Items from a figure collection
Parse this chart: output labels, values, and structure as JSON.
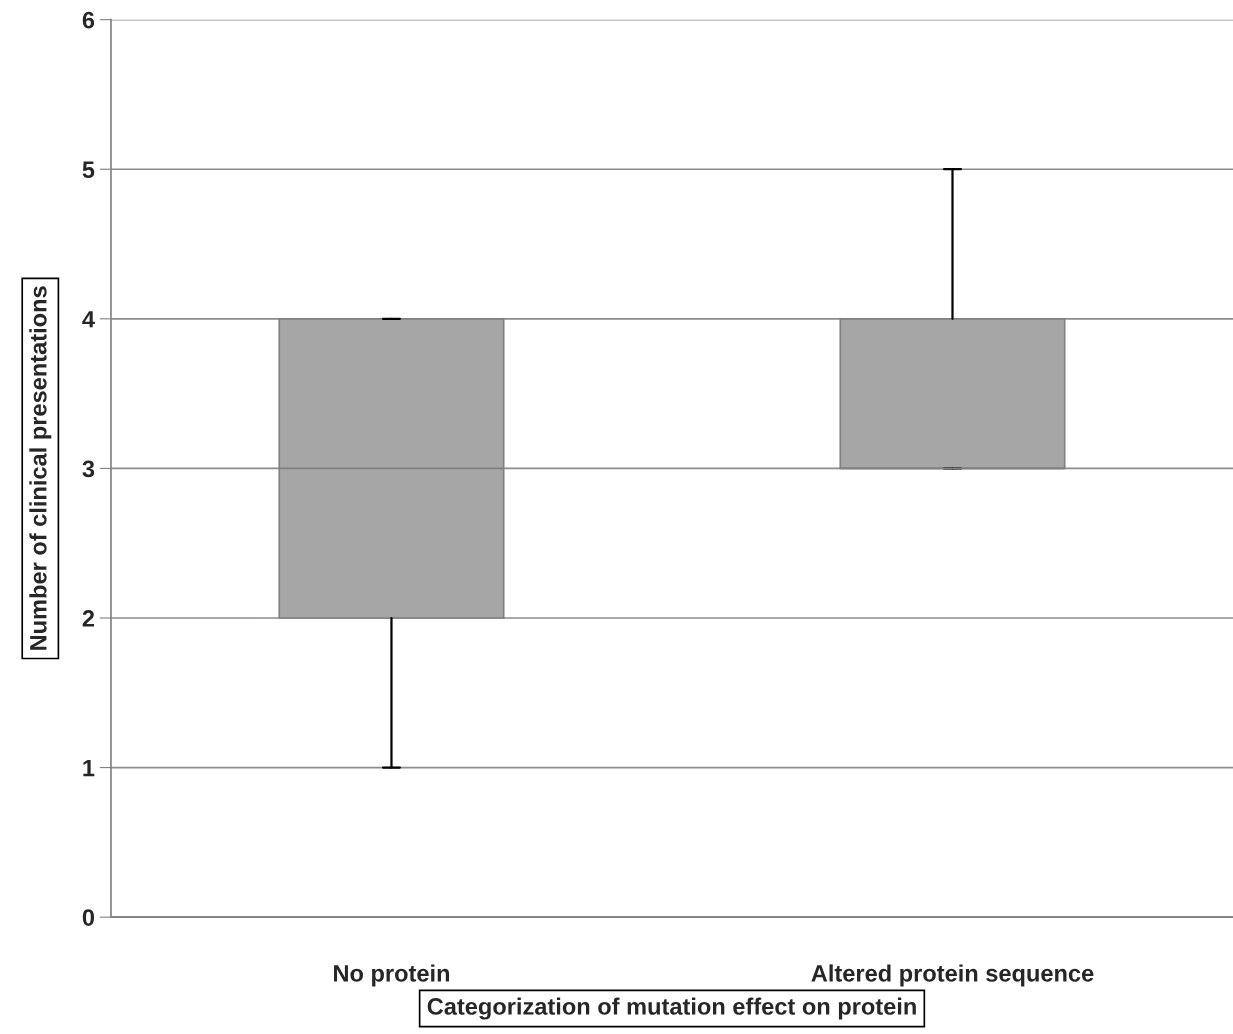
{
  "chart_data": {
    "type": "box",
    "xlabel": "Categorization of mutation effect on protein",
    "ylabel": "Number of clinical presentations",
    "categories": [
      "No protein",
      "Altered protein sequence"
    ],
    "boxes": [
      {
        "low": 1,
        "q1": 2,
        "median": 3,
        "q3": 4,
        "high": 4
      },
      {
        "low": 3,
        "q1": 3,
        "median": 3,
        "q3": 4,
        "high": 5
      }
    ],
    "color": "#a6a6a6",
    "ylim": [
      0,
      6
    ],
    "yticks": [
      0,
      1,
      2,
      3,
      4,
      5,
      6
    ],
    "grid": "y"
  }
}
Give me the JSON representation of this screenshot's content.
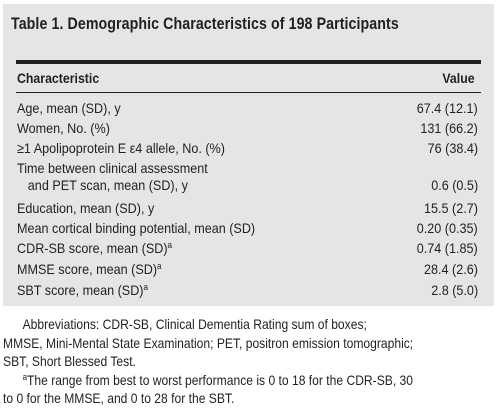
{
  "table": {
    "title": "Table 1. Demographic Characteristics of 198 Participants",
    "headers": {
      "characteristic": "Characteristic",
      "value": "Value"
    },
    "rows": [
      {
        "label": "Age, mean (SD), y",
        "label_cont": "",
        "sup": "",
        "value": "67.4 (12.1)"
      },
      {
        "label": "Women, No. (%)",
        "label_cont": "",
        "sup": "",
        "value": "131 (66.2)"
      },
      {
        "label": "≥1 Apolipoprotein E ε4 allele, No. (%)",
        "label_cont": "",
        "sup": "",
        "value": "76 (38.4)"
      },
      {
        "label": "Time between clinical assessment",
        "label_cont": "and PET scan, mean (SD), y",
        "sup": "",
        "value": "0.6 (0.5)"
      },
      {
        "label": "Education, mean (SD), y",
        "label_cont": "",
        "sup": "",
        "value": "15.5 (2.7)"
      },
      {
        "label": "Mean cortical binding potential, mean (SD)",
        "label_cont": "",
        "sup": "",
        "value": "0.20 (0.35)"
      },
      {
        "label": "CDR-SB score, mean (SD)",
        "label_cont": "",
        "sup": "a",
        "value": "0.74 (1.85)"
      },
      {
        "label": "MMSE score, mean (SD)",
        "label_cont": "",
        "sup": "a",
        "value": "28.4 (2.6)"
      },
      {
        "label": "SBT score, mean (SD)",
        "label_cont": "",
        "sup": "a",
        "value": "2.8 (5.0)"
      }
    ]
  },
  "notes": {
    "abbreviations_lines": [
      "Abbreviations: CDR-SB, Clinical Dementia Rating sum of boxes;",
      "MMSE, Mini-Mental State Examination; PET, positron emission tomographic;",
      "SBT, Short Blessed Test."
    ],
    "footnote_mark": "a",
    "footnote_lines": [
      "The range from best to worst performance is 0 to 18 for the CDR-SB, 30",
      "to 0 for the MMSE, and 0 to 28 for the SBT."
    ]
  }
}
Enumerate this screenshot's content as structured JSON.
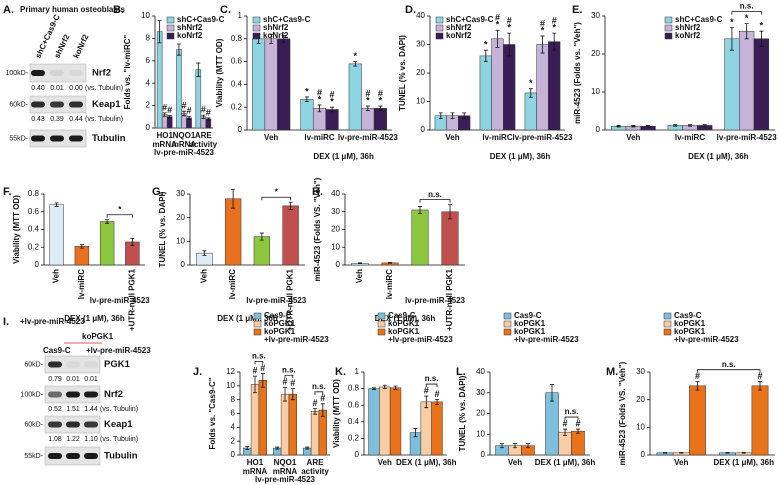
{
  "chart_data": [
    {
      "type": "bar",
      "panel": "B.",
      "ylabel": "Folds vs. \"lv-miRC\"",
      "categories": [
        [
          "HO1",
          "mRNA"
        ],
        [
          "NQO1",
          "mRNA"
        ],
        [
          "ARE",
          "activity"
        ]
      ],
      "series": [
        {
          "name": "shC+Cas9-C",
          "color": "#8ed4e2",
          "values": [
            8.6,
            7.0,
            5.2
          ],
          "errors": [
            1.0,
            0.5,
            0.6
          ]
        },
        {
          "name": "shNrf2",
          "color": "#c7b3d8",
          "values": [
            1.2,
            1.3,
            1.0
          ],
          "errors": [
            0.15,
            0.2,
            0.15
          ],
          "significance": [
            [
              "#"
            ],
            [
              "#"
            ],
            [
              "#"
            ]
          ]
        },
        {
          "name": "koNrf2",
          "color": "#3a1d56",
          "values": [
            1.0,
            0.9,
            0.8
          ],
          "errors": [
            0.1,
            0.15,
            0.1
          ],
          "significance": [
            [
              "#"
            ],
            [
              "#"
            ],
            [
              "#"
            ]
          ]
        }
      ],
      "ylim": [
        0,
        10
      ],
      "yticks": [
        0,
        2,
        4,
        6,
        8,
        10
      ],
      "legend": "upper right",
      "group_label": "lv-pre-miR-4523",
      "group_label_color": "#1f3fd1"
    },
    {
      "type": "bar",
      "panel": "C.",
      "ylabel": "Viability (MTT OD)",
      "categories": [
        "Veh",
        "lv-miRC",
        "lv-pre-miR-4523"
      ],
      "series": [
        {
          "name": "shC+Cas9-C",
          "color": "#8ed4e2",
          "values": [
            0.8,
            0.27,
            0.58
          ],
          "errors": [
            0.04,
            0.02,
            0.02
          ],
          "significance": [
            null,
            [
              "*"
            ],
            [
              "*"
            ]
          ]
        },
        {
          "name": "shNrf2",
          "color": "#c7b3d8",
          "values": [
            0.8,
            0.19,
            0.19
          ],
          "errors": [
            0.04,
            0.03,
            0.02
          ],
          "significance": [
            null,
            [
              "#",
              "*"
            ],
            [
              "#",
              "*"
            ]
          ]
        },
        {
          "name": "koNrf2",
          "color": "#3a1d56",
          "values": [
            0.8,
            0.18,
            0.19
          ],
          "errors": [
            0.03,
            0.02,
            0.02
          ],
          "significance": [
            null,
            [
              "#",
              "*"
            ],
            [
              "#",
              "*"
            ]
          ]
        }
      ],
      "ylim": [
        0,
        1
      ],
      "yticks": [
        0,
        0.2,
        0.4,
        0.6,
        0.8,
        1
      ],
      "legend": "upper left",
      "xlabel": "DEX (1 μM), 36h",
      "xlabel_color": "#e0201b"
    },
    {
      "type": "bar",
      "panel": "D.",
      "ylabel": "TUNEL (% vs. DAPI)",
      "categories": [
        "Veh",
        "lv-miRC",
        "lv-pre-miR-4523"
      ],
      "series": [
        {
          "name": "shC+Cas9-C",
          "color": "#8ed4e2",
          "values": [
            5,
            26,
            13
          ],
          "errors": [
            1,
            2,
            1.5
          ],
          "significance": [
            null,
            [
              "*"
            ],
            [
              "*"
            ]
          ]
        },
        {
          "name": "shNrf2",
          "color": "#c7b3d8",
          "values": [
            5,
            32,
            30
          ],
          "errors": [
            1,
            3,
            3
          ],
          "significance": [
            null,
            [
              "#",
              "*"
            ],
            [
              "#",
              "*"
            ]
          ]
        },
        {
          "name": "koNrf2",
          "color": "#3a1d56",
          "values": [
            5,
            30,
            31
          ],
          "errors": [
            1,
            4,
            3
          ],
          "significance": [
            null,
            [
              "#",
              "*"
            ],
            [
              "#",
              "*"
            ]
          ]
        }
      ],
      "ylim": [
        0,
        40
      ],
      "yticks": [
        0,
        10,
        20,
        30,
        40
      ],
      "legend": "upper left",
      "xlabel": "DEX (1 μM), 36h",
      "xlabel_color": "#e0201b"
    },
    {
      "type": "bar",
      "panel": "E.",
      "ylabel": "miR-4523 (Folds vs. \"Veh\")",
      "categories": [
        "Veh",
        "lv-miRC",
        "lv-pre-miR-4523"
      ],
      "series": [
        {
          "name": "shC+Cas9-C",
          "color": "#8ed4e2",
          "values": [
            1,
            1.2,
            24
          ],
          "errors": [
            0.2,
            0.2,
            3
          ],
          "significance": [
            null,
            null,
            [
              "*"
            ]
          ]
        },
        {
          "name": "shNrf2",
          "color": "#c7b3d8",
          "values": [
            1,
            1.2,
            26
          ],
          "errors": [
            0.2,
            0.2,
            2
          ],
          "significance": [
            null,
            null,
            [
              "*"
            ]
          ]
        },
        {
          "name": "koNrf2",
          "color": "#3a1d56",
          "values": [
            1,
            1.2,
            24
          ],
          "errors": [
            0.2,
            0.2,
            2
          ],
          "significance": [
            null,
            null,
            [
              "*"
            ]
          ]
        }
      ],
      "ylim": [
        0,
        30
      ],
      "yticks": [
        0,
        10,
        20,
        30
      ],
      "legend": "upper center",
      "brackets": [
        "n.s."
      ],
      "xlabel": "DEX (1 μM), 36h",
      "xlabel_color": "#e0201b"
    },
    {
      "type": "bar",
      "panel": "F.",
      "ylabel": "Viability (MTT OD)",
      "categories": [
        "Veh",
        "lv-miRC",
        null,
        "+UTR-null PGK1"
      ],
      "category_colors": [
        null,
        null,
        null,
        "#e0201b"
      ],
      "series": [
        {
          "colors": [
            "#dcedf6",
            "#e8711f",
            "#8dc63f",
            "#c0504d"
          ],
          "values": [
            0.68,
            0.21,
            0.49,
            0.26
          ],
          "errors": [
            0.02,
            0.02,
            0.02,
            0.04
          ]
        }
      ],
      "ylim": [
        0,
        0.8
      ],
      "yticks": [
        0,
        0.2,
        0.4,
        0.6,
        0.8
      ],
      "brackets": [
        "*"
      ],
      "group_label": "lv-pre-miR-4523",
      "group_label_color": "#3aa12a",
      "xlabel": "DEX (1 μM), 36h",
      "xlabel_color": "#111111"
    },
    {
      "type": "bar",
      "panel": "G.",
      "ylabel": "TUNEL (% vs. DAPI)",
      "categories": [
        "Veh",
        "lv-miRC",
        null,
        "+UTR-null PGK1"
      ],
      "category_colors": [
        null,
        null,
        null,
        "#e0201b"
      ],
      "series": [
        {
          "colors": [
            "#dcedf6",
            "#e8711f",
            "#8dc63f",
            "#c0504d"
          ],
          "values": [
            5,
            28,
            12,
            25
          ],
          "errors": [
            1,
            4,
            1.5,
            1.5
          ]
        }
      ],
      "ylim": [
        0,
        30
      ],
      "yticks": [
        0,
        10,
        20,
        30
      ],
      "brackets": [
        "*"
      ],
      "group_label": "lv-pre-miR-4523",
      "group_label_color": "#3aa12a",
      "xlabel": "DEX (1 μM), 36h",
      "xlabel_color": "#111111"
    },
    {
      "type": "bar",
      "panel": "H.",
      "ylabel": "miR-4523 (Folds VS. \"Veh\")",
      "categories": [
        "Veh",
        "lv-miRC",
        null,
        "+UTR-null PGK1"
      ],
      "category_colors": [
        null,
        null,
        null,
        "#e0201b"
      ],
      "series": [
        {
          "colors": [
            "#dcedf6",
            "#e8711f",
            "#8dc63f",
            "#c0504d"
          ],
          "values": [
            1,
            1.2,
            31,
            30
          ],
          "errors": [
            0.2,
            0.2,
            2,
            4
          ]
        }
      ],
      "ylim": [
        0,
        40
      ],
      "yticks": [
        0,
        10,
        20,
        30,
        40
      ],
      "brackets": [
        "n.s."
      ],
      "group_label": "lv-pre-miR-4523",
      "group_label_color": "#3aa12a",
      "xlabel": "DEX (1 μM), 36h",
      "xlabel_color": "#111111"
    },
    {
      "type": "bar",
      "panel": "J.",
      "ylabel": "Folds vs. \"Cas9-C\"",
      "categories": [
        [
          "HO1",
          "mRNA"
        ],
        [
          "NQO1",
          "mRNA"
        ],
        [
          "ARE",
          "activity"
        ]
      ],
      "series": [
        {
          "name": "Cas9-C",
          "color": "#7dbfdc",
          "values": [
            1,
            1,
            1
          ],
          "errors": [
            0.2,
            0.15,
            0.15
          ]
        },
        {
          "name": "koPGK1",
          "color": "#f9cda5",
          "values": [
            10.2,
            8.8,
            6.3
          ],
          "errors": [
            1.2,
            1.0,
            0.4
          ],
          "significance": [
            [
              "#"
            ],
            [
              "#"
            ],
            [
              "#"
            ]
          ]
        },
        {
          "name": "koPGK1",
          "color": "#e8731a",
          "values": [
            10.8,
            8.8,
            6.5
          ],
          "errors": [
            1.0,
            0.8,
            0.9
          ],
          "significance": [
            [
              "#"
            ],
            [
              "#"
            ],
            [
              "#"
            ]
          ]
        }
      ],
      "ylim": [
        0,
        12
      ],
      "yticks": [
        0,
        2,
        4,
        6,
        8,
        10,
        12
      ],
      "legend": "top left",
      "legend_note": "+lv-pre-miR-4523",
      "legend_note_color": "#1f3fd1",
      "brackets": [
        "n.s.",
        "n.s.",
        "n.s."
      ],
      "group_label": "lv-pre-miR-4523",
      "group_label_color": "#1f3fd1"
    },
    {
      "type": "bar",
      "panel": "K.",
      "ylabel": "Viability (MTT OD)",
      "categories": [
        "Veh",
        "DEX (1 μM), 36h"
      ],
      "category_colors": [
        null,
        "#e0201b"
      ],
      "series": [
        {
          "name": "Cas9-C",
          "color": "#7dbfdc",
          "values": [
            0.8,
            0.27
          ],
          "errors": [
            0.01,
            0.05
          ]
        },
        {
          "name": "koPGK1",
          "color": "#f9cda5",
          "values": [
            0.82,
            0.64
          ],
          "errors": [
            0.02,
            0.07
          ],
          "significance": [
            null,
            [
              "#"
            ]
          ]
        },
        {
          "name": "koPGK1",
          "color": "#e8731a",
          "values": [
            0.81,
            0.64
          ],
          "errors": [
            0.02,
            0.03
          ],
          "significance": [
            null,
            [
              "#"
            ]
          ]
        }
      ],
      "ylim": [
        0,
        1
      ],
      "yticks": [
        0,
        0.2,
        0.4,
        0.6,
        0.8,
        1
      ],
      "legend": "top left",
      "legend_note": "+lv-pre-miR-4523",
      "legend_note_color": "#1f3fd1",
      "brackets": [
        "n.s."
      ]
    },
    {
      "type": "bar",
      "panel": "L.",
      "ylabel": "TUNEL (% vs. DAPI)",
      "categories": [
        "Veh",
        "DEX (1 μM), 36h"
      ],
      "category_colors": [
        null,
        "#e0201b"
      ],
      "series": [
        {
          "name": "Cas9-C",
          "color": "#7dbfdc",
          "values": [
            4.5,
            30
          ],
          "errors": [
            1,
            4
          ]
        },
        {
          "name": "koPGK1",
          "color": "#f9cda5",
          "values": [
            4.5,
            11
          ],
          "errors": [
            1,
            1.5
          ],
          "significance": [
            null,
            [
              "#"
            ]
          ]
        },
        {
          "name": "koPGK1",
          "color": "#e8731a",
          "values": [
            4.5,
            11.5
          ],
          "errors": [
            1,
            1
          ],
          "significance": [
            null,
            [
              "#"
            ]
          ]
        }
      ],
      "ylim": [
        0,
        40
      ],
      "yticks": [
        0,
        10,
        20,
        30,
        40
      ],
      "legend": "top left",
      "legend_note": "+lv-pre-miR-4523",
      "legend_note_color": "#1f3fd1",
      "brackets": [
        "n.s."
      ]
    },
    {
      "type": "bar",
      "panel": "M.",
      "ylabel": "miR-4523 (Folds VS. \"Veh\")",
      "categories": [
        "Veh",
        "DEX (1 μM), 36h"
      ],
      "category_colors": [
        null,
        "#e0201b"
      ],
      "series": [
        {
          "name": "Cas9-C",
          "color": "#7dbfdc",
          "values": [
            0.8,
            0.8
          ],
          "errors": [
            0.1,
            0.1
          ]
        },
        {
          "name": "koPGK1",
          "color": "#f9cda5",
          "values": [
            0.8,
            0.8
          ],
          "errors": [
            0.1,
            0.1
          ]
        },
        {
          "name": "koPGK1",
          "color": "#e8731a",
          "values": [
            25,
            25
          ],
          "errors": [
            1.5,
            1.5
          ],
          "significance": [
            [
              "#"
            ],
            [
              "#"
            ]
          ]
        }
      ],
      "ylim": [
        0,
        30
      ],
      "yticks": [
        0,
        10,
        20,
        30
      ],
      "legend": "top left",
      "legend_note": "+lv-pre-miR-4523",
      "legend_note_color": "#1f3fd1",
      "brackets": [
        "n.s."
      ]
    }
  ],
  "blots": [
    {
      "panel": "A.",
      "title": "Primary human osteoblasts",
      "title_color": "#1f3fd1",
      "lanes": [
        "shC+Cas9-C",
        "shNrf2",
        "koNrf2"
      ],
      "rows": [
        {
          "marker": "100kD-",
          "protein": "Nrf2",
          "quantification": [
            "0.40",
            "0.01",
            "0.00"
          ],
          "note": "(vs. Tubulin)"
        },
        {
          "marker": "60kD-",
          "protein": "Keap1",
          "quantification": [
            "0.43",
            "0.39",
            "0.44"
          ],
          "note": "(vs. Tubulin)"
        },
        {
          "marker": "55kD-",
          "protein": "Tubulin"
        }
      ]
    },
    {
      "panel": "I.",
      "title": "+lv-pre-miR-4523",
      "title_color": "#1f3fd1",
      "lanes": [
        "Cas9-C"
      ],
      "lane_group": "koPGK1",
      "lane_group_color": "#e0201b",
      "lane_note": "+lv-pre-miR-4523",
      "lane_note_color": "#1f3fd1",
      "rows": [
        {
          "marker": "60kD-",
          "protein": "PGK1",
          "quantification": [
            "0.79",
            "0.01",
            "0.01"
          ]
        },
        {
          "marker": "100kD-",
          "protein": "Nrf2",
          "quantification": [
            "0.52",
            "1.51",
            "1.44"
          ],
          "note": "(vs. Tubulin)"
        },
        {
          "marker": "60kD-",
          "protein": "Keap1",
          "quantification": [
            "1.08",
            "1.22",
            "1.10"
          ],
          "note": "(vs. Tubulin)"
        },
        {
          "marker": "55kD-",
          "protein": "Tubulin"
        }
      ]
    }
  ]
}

**Exercise goal:** Read through the lines above and collect those that contain the string "screenshot".

**Response:**
Give me the JSON representation of this screenshot's content.
Enumerate this screenshot's content as structured JSON.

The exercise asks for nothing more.